▶ PROVIDED MATERIAL:
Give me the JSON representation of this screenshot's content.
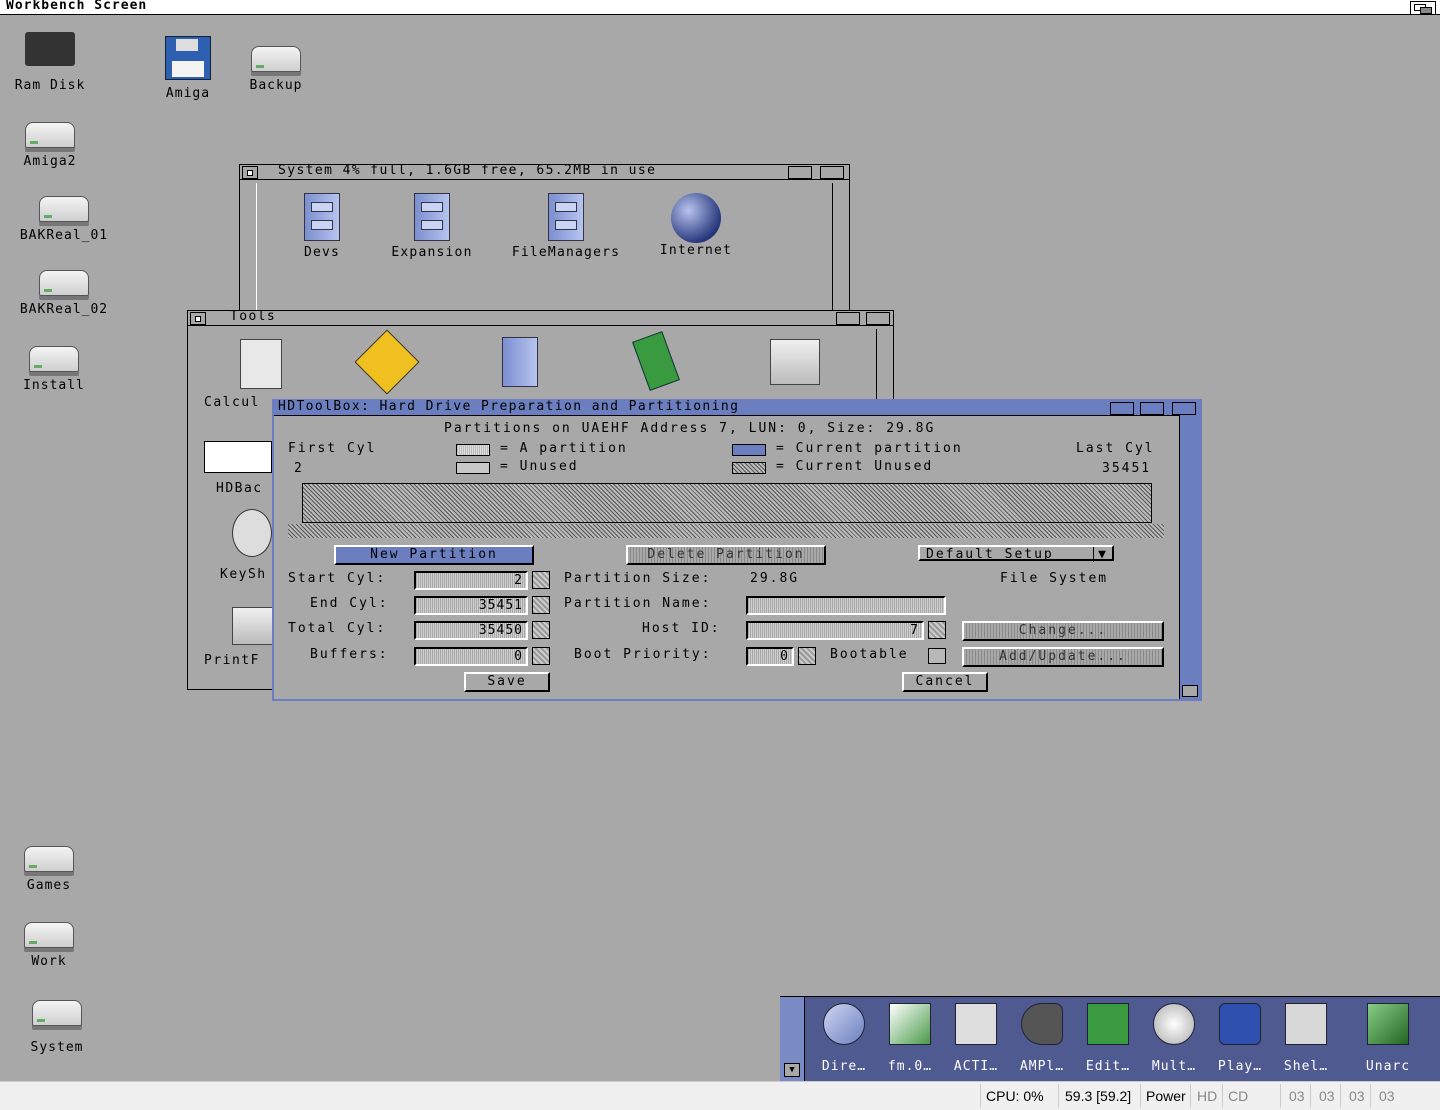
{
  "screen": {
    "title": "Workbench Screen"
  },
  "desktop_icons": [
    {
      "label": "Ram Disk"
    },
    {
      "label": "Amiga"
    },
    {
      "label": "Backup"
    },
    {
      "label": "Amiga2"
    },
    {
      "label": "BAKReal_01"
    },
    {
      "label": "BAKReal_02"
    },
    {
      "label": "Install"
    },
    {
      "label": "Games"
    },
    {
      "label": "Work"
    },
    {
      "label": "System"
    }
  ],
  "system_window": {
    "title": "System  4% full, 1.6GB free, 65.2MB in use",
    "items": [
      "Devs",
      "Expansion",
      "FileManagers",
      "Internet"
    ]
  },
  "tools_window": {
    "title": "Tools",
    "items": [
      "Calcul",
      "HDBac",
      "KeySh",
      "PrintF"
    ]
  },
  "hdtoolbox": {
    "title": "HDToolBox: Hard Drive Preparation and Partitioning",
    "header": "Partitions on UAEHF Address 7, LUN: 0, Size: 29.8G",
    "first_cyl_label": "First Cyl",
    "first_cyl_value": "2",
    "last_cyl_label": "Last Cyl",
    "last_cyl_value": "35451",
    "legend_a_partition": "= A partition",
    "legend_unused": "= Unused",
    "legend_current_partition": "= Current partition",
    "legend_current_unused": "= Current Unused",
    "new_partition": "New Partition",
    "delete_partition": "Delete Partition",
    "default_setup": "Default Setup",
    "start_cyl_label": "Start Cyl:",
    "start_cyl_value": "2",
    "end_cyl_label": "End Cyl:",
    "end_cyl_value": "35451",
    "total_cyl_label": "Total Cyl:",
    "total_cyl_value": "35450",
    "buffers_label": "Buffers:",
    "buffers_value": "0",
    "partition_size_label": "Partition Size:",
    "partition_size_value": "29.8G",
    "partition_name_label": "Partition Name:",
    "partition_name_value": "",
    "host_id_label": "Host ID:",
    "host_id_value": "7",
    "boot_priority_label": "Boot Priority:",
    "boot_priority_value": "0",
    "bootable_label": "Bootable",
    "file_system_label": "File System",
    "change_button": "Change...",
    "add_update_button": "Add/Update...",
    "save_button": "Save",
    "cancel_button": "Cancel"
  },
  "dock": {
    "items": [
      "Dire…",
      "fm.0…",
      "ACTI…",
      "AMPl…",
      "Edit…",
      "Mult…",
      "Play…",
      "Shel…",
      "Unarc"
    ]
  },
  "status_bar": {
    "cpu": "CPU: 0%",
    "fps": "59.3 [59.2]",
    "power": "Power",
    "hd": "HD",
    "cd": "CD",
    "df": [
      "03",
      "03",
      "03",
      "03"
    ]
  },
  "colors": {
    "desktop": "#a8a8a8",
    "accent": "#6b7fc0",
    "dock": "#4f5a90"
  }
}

▶ WRITTEN INSTRUCTION: Images should not appear in the copy; retype the listing above exactly.

▶ REPLY:
Give me the JSON representation of this screenshot's content.
{
  "screen": {
    "title": "Workbench Screen"
  },
  "desktop_icons": [
    {
      "label": "Ram Disk"
    },
    {
      "label": "Amiga"
    },
    {
      "label": "Backup"
    },
    {
      "label": "Amiga2"
    },
    {
      "label": "BAKReal_01"
    },
    {
      "label": "BAKReal_02"
    },
    {
      "label": "Install"
    },
    {
      "label": "Games"
    },
    {
      "label": "Work"
    },
    {
      "label": "System"
    }
  ],
  "system_window": {
    "title": "System  4% full, 1.6GB free, 65.2MB in use",
    "items": [
      "Devs",
      "Expansion",
      "FileManagers",
      "Internet"
    ]
  },
  "tools_window": {
    "title": "Tools",
    "items": [
      "Calcul",
      "HDBac",
      "KeySh",
      "PrintF"
    ]
  },
  "hdtoolbox": {
    "title": "HDToolBox: Hard Drive Preparation and Partitioning",
    "header": "Partitions on UAEHF Address 7, LUN: 0, Size: 29.8G",
    "first_cyl_label": "First Cyl",
    "first_cyl_value": "2",
    "last_cyl_label": "Last Cyl",
    "last_cyl_value": "35451",
    "legend_a_partition": "= A partition",
    "legend_unused": "= Unused",
    "legend_current_partition": "= Current partition",
    "legend_current_unused": "= Current Unused",
    "new_partition": "New Partition",
    "delete_partition": "Delete Partition",
    "default_setup": "Default Setup",
    "start_cyl_label": "Start Cyl:",
    "start_cyl_value": "2",
    "end_cyl_label": "End Cyl:",
    "end_cyl_value": "35451",
    "total_cyl_label": "Total Cyl:",
    "total_cyl_value": "35450",
    "buffers_label": "Buffers:",
    "buffers_value": "0",
    "partition_size_label": "Partition Size:",
    "partition_size_value": "29.8G",
    "partition_name_label": "Partition Name:",
    "partition_name_value": "",
    "host_id_label": "Host ID:",
    "host_id_value": "7",
    "boot_priority_label": "Boot Priority:",
    "boot_priority_value": "0",
    "bootable_label": "Bootable",
    "file_system_label": "File System",
    "change_button": "Change...",
    "add_update_button": "Add/Update...",
    "save_button": "Save",
    "cancel_button": "Cancel"
  },
  "dock": {
    "items": [
      "Dire…",
      "fm.0…",
      "ACTI…",
      "AMPl…",
      "Edit…",
      "Mult…",
      "Play…",
      "Shel…",
      "Unarc"
    ]
  },
  "status_bar": {
    "cpu": "CPU: 0%",
    "fps": "59.3 [59.2]",
    "power": "Power",
    "hd": "HD",
    "cd": "CD",
    "df": [
      "03",
      "03",
      "03",
      "03"
    ]
  },
  "colors": {
    "desktop": "#a8a8a8",
    "accent": "#6b7fc0",
    "dock": "#4f5a90"
  }
}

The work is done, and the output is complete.